- [WORK TO COMPLETE] Write the material out again exactly as it stands.

- [Stored records]
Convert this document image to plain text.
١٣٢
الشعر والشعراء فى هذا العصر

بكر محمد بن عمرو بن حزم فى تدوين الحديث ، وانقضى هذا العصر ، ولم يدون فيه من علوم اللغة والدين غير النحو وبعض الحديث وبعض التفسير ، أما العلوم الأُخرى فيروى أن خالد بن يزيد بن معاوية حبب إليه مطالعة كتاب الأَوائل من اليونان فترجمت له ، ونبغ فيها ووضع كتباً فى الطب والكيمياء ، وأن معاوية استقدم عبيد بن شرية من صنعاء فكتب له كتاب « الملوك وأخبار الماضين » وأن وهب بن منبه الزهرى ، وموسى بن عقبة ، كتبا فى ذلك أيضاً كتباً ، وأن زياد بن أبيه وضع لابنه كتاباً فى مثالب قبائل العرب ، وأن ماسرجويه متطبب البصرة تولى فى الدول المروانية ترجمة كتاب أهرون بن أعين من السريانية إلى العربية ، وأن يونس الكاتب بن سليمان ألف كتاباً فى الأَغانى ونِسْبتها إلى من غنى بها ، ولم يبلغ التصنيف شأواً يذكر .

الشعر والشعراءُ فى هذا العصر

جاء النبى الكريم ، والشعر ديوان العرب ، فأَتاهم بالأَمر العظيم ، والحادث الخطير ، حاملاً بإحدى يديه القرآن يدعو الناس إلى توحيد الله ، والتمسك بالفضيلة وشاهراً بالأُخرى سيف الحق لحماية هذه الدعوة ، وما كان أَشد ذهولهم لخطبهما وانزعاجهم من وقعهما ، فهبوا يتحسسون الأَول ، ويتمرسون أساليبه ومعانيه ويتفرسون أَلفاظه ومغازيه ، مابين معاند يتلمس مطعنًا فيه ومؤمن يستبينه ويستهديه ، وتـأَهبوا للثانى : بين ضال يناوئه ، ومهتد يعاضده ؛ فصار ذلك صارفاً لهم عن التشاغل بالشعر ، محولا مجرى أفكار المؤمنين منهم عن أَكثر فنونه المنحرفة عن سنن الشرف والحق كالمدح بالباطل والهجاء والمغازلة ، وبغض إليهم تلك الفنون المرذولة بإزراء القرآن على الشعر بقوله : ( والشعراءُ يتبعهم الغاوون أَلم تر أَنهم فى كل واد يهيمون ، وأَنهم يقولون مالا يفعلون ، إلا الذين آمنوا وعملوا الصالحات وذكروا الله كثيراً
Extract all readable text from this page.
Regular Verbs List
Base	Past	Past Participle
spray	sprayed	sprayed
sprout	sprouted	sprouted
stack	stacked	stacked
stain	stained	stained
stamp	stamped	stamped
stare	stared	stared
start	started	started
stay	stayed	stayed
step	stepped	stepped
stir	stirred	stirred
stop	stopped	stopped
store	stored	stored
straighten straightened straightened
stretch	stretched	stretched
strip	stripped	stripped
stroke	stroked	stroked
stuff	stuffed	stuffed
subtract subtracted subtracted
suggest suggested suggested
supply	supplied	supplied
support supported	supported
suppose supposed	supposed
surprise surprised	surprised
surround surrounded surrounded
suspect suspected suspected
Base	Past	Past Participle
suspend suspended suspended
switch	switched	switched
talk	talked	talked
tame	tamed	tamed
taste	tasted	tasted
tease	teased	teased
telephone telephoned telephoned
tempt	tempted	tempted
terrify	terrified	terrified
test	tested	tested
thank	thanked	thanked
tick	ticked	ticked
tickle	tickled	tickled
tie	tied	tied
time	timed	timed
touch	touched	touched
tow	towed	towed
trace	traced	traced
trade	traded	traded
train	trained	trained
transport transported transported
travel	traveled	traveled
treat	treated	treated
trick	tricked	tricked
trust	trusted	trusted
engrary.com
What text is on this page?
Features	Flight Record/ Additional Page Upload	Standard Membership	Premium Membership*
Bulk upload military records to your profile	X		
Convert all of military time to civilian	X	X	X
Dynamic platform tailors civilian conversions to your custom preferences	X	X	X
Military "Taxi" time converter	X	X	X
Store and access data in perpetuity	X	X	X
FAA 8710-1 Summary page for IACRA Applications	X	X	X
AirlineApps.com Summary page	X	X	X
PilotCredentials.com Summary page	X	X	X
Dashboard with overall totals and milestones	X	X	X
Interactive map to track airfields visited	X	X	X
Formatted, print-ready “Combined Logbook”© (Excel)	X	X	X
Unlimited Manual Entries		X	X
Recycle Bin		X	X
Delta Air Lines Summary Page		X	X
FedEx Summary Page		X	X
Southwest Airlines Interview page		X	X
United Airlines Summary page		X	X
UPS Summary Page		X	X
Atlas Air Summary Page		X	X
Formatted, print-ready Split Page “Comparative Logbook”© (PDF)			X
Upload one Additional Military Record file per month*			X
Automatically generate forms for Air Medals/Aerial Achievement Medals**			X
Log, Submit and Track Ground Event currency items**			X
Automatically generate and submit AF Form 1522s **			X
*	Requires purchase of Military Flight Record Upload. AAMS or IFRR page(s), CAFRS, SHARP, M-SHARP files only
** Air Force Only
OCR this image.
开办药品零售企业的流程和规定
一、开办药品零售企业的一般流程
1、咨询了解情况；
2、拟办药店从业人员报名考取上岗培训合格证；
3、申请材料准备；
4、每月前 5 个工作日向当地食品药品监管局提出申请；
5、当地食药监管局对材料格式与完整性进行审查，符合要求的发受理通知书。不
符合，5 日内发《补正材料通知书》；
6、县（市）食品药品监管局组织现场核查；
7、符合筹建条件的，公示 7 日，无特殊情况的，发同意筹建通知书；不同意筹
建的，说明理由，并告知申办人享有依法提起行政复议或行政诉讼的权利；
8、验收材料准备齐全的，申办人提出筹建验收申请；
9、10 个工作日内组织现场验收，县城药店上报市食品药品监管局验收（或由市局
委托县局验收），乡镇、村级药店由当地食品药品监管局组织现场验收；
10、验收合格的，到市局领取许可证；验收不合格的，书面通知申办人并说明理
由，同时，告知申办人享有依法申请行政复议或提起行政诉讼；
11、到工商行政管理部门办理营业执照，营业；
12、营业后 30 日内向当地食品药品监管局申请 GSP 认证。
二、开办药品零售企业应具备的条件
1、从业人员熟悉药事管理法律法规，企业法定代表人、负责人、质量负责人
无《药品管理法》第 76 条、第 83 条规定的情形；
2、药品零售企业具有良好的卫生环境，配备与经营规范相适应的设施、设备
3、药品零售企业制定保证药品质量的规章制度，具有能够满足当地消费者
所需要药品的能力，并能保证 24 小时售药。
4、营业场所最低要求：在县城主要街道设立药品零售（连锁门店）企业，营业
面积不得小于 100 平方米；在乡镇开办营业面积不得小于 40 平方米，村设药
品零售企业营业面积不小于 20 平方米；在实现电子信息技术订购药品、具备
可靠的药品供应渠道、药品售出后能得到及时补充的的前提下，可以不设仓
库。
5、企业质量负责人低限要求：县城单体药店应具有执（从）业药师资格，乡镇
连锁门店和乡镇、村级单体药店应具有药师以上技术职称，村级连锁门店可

- [FINISHED TASK]
Convert this document image to plain text.
١٣٢
الشعر والشعراء فى هذا العصر

بكر محمد بن عمرو بن حزم فى تدوين الحديث ، وانقضى هذا العصر ، ولم يدون فيه من علوم اللغة والدين غير النحو وبعض الحديث وبعض التفسير ، أما العلوم الأُخرى فيروى أن خالد بن يزيد بن معاوية حبب إليه مطالعة كتاب الأَوائل من اليونان فترجمت له ، ونبغ فيها ووضع كتباً فى الطب والكيمياء ، وأن معاوية استقدم عبيد بن شرية من صنعاء فكتب له كتاب « الملوك وأخبار الماضين » وأن وهب بن منبه الزهرى ، وموسى بن عقبة ، كتبا فى ذلك أيضاً كتباً ، وأن زياد بن أبيه وضع لابنه كتاباً فى مثالب قبائل العرب ، وأن ماسرجويه متطبب البصرة تولى فى الدول المروانية ترجمة كتاب أهرون بن أعين من السريانية إلى العربية ، وأن يونس الكاتب بن سليمان ألف كتاباً فى الأَغانى ونِسْبتها إلى من غنى بها ، ولم يبلغ التصنيف شأواً يذكر .

الشعر والشعراءُ فى هذا العصر

جاء النبى الكريم ، والشعر ديوان العرب ، فأَتاهم بالأَمر العظيم ، والحادث الخطير ، حاملاً بإحدى يديه القرآن يدعو الناس إلى توحيد الله ، والتمسك بالفضيلة وشاهراً بالأُخرى سيف الحق لحماية هذه الدعوة ، وما كان أَشد ذهولهم لخطبهما وانزعاجهم من وقعهما ، فهبوا يتحسسون الأَول ، ويتمرسون أساليبه ومعانيه ويتفرسون أَلفاظه ومغازيه ، مابين معاند يتلمس مطعنًا فيه ومؤمن يستبينه ويستهديه ، وتـأَهبوا للثانى : بين ضال يناوئه ، ومهتد يعاضده ؛ فصار ذلك صارفاً لهم عن التشاغل بالشعر ، محولا مجرى أفكار المؤمنين منهم عن أَكثر فنونه المنحرفة عن سنن الشرف والحق كالمدح بالباطل والهجاء والمغازلة ، وبغض إليهم تلك الفنون المرذولة بإزراء القرآن على الشعر بقوله : ( والشعراءُ يتبعهم الغاوون أَلم تر أَنهم فى كل واد يهيمون ، وأَنهم يقولون مالا يفعلون ، إلا الذين آمنوا وعملوا الصالحات وذكروا الله كثيراً
Extract all readable text from this page.
Regular Verbs List
Base	Past	Past Participle
spray	sprayed	sprayed
sprout	sprouted	sprouted
stack	stacked	stacked
stain	stained	stained
stamp	stamped	stamped
stare	stared	stared
start	started	started
stay	stayed	stayed
step	stepped	stepped
stir	stirred	stirred
stop	stopped	stopped
store	stored	stored
straighten straightened straightened
stretch	stretched	stretched
strip	stripped	stripped
stroke	stroked	stroked
stuff	stuffed	stuffed
subtract subtracted subtracted
suggest suggested suggested
supply	supplied	supplied
support supported	supported
suppose supposed	supposed
surprise surprised	surprised
surround surrounded surrounded
suspect suspected suspected
Base	Past	Past Participle
suspend suspended suspended
switch	switched	switched
talk	talked	talked
tame	tamed	tamed
taste	tasted	tasted
tease	teased	teased
telephone telephoned telephoned
tempt	tempted	tempted
terrify	terrified	terrified
test	tested	tested
thank	thanked	thanked
tick	ticked	ticked
tickle	tickled	tickled
tie	tied	tied
time	timed	timed
touch	touched	touched
tow	towed	towed
trace	traced	traced
trade	traded	traded
train	trained	trained
transport transported transported
travel	traveled	traveled
treat	treated	treated
trick	tricked	tricked
trust	trusted	trusted
engrary.com
What text is on this page?
Features	Flight Record/ Additional Page Upload	Standard Membership	Premium Membership*
Bulk upload military records to your profile	X		
Convert all of military time to civilian	X	X	X
Dynamic platform tailors civilian conversions to your custom preferences	X	X	X
Military "Taxi" time converter	X	X	X
Store and access data in perpetuity	X	X	X
FAA 8710-1 Summary page for IACRA Applications	X	X	X
AirlineApps.com Summary page	X	X	X
PilotCredentials.com Summary page	X	X	X
Dashboard with overall totals and milestones	X	X	X
Interactive map to track airfields visited	X	X	X
Formatted, print-ready “Combined Logbook”© (Excel)	X	X	X
Unlimited Manual Entries		X	X
Recycle Bin		X	X
Delta Air Lines Summary Page		X	X
FedEx Summary Page		X	X
Southwest Airlines Interview page		X	X
United Airlines Summary page		X	X
UPS Summary Page		X	X
Atlas Air Summary Page		X	X
Formatted, print-ready Split Page “Comparative Logbook”© (PDF)			X
Upload one Additional Military Record file per month*			X
Automatically generate forms for Air Medals/Aerial Achievement Medals**			X
Log, Submit and Track Ground Event currency items**			X
Automatically generate and submit AF Form 1522s **			X
*	Requires purchase of Military Flight Record Upload. AAMS or IFRR page(s), CAFRS, SHARP, M-SHARP files only
** Air Force Only
OCR this image.
开办药品零售企业的流程和规定
一、开办药品零售企业的一般流程
1、咨询了解情况；
2、拟办药店从业人员报名考取上岗培训合格证；
3、申请材料准备；
4、每月前 5 个工作日向当地食品药品监管局提出申请；
5、当地食药监管局对材料格式与完整性进行审查，符合要求的发受理通知书。不
符合，5 日内发《补正材料通知书》；
6、县（市）食品药品监管局组织现场核查；
7、符合筹建条件的，公示 7 日，无特殊情况的，发同意筹建通知书；不同意筹
建的，说明理由，并告知申办人享有依法提起行政复议或行政诉讼的权利；
8、验收材料准备齐全的，申办人提出筹建验收申请；
9、10 个工作日内组织现场验收，县城药店上报市食品药品监管局验收（或由市局
委托县局验收），乡镇、村级药店由当地食品药品监管局组织现场验收；
10、验收合格的，到市局领取许可证；验收不合格的，书面通知申办人并说明理
由，同时，告知申办人享有依法申请行政复议或提起行政诉讼；
11、到工商行政管理部门办理营业执照，营业；
12、营业后 30 日内向当地食品药品监管局申请 GSP 认证。
二、开办药品零售企业应具备的条件
1、从业人员熟悉药事管理法律法规，企业法定代表人、负责人、质量负责人
无《药品管理法》第 76 条、第 83 条规定的情形；
2、药品零售企业具有良好的卫生环境，配备与经营规范相适应的设施、设备
3、药品零售企业制定保证药品质量的规章制度，具有能够满足当地消费者
所需要药品的能力，并能保证 24 小时售药。
4、营业场所最低要求：在县城主要街道设立药品零售（连锁门店）企业，营业
面积不得小于 100 平方米；在乡镇开办营业面积不得小于 40 平方米，村设药
品零售企业营业面积不小于 20 平方米；在实现电子信息技术订购药品、具备
可靠的药品供应渠道、药品售出后能得到及时补充的的前提下，可以不设仓
库。
5、企业质量负责人低限要求：县城单体药店应具有执（从）业药师资格，乡镇
连锁门店和乡镇、村级单体药店应具有药师以上技术职称，村级连锁门店可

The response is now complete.